Exercise => Where does the string "color" appear in the records? Copy every line that contains it.

──────── Exercise data

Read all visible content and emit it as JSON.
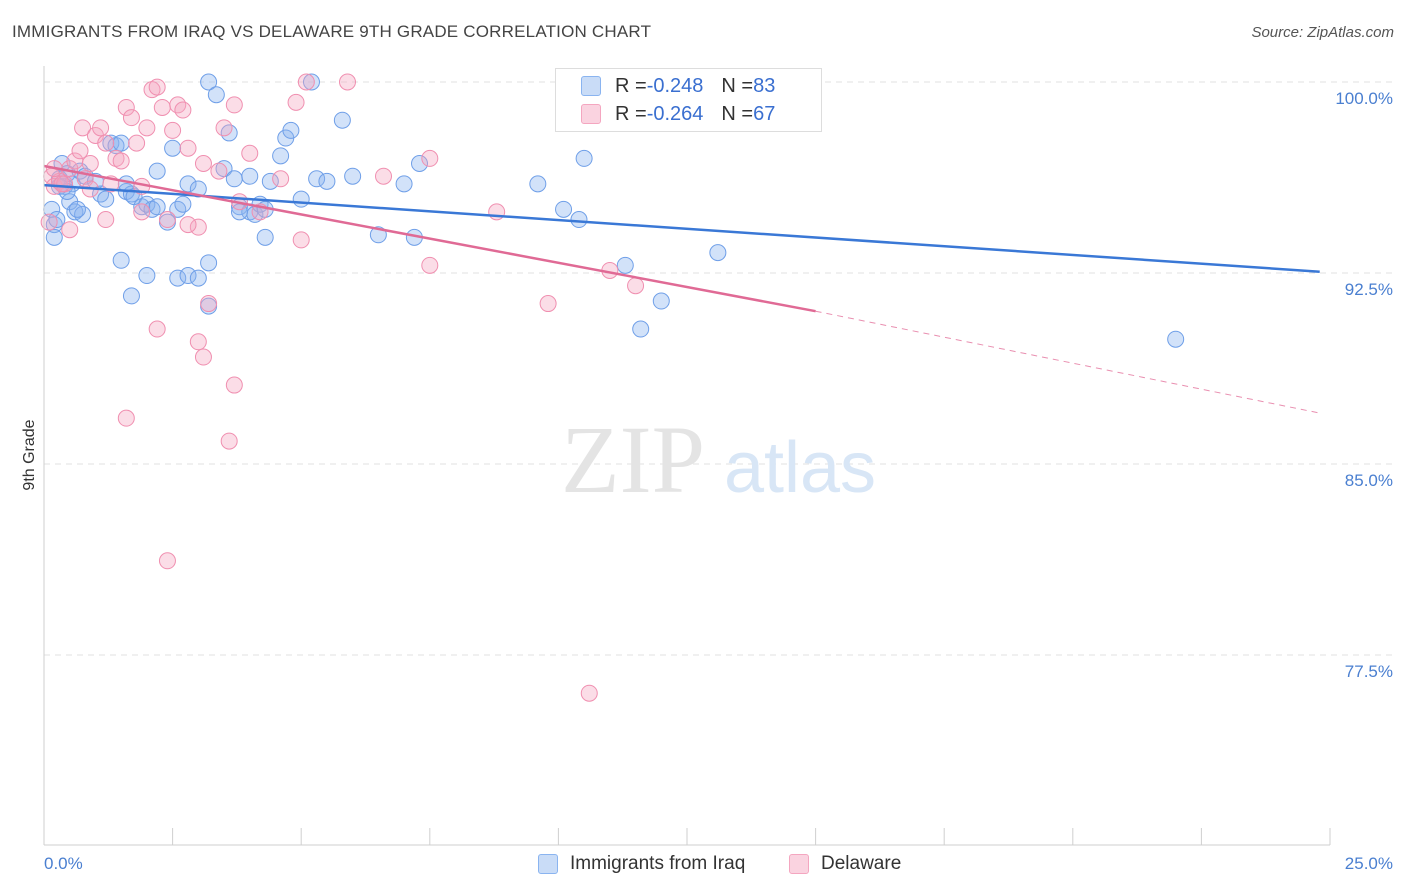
{
  "title": "IMMIGRANTS FROM IRAQ VS DELAWARE 9TH GRADE CORRELATION CHART",
  "source": "Source: ZipAtlas.com",
  "watermark": {
    "zip": "ZIP",
    "atlas": "atlas"
  },
  "legend_top": {
    "rows": [
      {
        "r_label": "R = ",
        "r_value": "-0.248",
        "n_label": "N = ",
        "n_value": "83",
        "color": "#8ab4f0"
      },
      {
        "r_label": "R = ",
        "r_value": "-0.264",
        "n_label": "N = ",
        "n_value": "67",
        "color": "#f4a6c0"
      }
    ]
  },
  "chart_data": {
    "type": "scatter",
    "title": "IMMIGRANTS FROM IRAQ VS DELAWARE 9TH GRADE CORRELATION CHART",
    "xlabel": "",
    "ylabel": "9th Grade",
    "xlim": [
      0,
      25
    ],
    "ylim": [
      69.0,
      101.0
    ],
    "x_ticks_labels": [
      "0.0%",
      "25.0%"
    ],
    "y_ticks": [
      100.0,
      92.5,
      85.0,
      77.5
    ],
    "y_ticks_labels": [
      "100.0%",
      "92.5%",
      "85.0%",
      "77.5%"
    ],
    "grid": true,
    "series": [
      {
        "name": "Immigrants from Iraq",
        "color": "#6f9fe8",
        "trend": {
          "x0": 0.0,
          "y0": 95.95,
          "x1": 24.8,
          "y1": 92.55,
          "dashed_to": 24.8
        },
        "points": [
          [
            0.15,
            95.0
          ],
          [
            0.2,
            94.4
          ],
          [
            0.25,
            94.6
          ],
          [
            0.3,
            96.2
          ],
          [
            0.35,
            96.8
          ],
          [
            0.4,
            95.9
          ],
          [
            0.45,
            96.4
          ],
          [
            0.5,
            95.3
          ],
          [
            0.55,
            96.0
          ],
          [
            0.6,
            94.9
          ],
          [
            0.7,
            96.5
          ],
          [
            0.75,
            94.8
          ],
          [
            0.8,
            96.3
          ],
          [
            1.0,
            96.1
          ],
          [
            1.1,
            95.6
          ],
          [
            1.2,
            95.4
          ],
          [
            1.3,
            97.6
          ],
          [
            1.4,
            97.5
          ],
          [
            1.5,
            97.6
          ],
          [
            1.6,
            95.7
          ],
          [
            1.7,
            95.6
          ],
          [
            1.75,
            95.5
          ],
          [
            1.9,
            95.1
          ],
          [
            2.0,
            95.2
          ],
          [
            2.1,
            95.0
          ],
          [
            2.2,
            96.5
          ],
          [
            2.4,
            94.5
          ],
          [
            2.5,
            97.4
          ],
          [
            2.6,
            95.0
          ],
          [
            2.7,
            95.2
          ],
          [
            2.8,
            96.0
          ],
          [
            3.0,
            95.8
          ],
          [
            3.2,
            100.0
          ],
          [
            3.35,
            99.5
          ],
          [
            3.6,
            98.0
          ],
          [
            3.5,
            96.6
          ],
          [
            3.7,
            96.2
          ],
          [
            3.8,
            95.1
          ],
          [
            4.0,
            94.9
          ],
          [
            4.1,
            94.8
          ],
          [
            4.2,
            95.2
          ],
          [
            4.3,
            95.0
          ],
          [
            4.4,
            96.1
          ],
          [
            4.0,
            96.3
          ],
          [
            4.6,
            97.1
          ],
          [
            4.7,
            97.8
          ],
          [
            4.8,
            98.1
          ],
          [
            5.0,
            95.4
          ],
          [
            5.2,
            100.0
          ],
          [
            5.3,
            96.2
          ],
          [
            5.5,
            96.1
          ],
          [
            5.8,
            98.5
          ],
          [
            6.0,
            96.3
          ],
          [
            6.5,
            94.0
          ],
          [
            7.0,
            96.0
          ],
          [
            7.2,
            93.9
          ],
          [
            7.3,
            96.8
          ],
          [
            2.0,
            92.4
          ],
          [
            2.6,
            92.3
          ],
          [
            2.8,
            92.4
          ],
          [
            3.0,
            92.3
          ],
          [
            3.2,
            92.9
          ],
          [
            1.5,
            93.0
          ],
          [
            1.7,
            91.6
          ],
          [
            3.2,
            91.2
          ],
          [
            4.3,
            93.9
          ],
          [
            9.6,
            96.0
          ],
          [
            10.1,
            95.0
          ],
          [
            10.4,
            94.6
          ],
          [
            10.5,
            97.0
          ],
          [
            11.3,
            92.8
          ],
          [
            12.0,
            91.4
          ],
          [
            11.6,
            90.3
          ],
          [
            13.1,
            93.3
          ],
          [
            14.1,
            100.0
          ],
          [
            22.0,
            89.9
          ],
          [
            0.2,
            93.9
          ],
          [
            0.3,
            95.9
          ],
          [
            0.65,
            95.0
          ],
          [
            1.6,
            96.0
          ],
          [
            2.2,
            95.1
          ],
          [
            3.8,
            94.9
          ],
          [
            0.45,
            95.7
          ]
        ]
      },
      {
        "name": "Delaware",
        "color": "#f08fb0",
        "trend": {
          "x0": 0.0,
          "y0": 96.7,
          "x1": 15.0,
          "y1": 91.0,
          "dashed_to": 24.8,
          "dash_end_y": 87.0
        },
        "points": [
          [
            0.1,
            94.5
          ],
          [
            0.15,
            96.3
          ],
          [
            0.2,
            95.9
          ],
          [
            0.3,
            96.1
          ],
          [
            0.4,
            96.0
          ],
          [
            0.5,
            96.6
          ],
          [
            0.6,
            96.9
          ],
          [
            0.7,
            97.3
          ],
          [
            0.75,
            98.2
          ],
          [
            0.8,
            96.2
          ],
          [
            0.9,
            95.8
          ],
          [
            1.0,
            97.9
          ],
          [
            1.1,
            98.2
          ],
          [
            1.2,
            97.6
          ],
          [
            1.3,
            96.0
          ],
          [
            1.4,
            97.0
          ],
          [
            1.5,
            96.9
          ],
          [
            1.6,
            99.0
          ],
          [
            1.8,
            97.6
          ],
          [
            1.7,
            98.6
          ],
          [
            1.9,
            95.9
          ],
          [
            2.0,
            98.2
          ],
          [
            2.1,
            99.7
          ],
          [
            2.2,
            99.8
          ],
          [
            2.3,
            99.0
          ],
          [
            2.5,
            98.1
          ],
          [
            2.6,
            99.1
          ],
          [
            2.7,
            98.9
          ],
          [
            2.8,
            97.4
          ],
          [
            3.1,
            96.8
          ],
          [
            3.4,
            96.5
          ],
          [
            3.5,
            98.2
          ],
          [
            3.7,
            99.1
          ],
          [
            4.0,
            97.2
          ],
          [
            4.6,
            96.2
          ],
          [
            4.9,
            99.2
          ],
          [
            5.1,
            100.0
          ],
          [
            5.9,
            100.0
          ],
          [
            6.6,
            96.3
          ],
          [
            2.4,
            94.6
          ],
          [
            1.9,
            94.9
          ],
          [
            3.0,
            94.3
          ],
          [
            2.8,
            94.4
          ],
          [
            5.0,
            93.8
          ],
          [
            3.8,
            95.3
          ],
          [
            4.2,
            94.9
          ],
          [
            0.5,
            94.2
          ],
          [
            1.2,
            94.6
          ],
          [
            2.2,
            90.3
          ],
          [
            3.0,
            89.8
          ],
          [
            3.1,
            89.2
          ],
          [
            3.7,
            88.1
          ],
          [
            3.6,
            85.9
          ],
          [
            1.6,
            86.8
          ],
          [
            2.4,
            81.2
          ],
          [
            3.2,
            91.3
          ],
          [
            7.5,
            92.8
          ],
          [
            7.5,
            97.0
          ],
          [
            8.8,
            94.9
          ],
          [
            9.8,
            91.3
          ],
          [
            10.4,
            100.0
          ],
          [
            11.0,
            92.6
          ],
          [
            11.5,
            92.0
          ],
          [
            10.6,
            76.0
          ],
          [
            0.2,
            96.6
          ],
          [
            0.35,
            96.0
          ],
          [
            0.9,
            96.8
          ]
        ]
      }
    ]
  },
  "bottom_legend": [
    {
      "label": "Immigrants from Iraq",
      "color": "#8ab4f0"
    },
    {
      "label": "Delaware",
      "color": "#f4a6c0"
    }
  ]
}
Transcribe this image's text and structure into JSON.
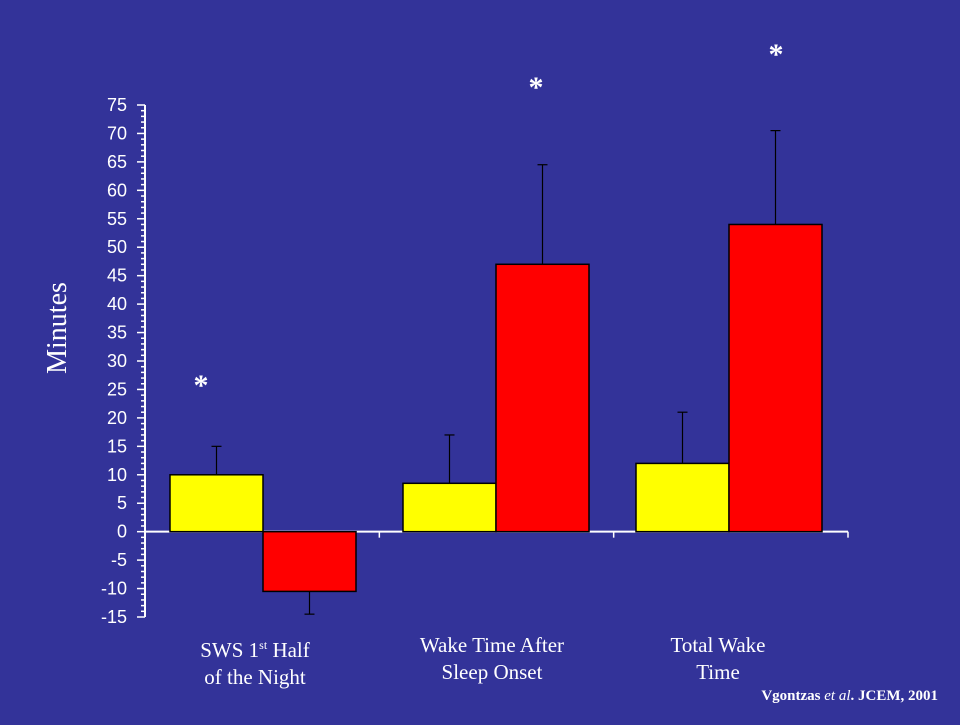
{
  "chart_data": {
    "type": "bar",
    "ylabel": "Minutes",
    "ylim": [
      -15,
      75
    ],
    "ytick_step": 5,
    "categories": [
      {
        "line1": "SWS 1",
        "sup": "st",
        "line1_rest": " Half",
        "line2": "of the Night"
      },
      {
        "line1": "Wake Time After",
        "line2": "Sleep Onset"
      },
      {
        "line1": "Total Wake",
        "line2": "Time"
      }
    ],
    "series": [
      {
        "color": "#ffff00",
        "values": [
          10,
          8.5,
          12
        ],
        "errors": [
          5,
          8.5,
          9
        ]
      },
      {
        "color": "#ff0000",
        "values": [
          -10.5,
          47,
          54
        ],
        "errors": [
          4,
          17.5,
          16.5
        ]
      }
    ],
    "significance": [
      {
        "category": 0,
        "text": "*"
      },
      {
        "category": 1,
        "text": "*"
      },
      {
        "category": 2,
        "text": "*"
      }
    ],
    "grid": false,
    "legend": "none"
  },
  "citation": {
    "author": "Vgontzas ",
    "etal": "et al",
    "rest": ". JCEM, 2001"
  }
}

────────────────

Expected output =>
        "color": "#8ab4f0"
        "color": "#f4a6c0"
        "color": "#6f9fe8",
        "color": "#f08fb0",
      "color": "#8ab4f0"
      "color": "#f4a6c0"
        "color": "#ffff00",
        "color": "#ff0000",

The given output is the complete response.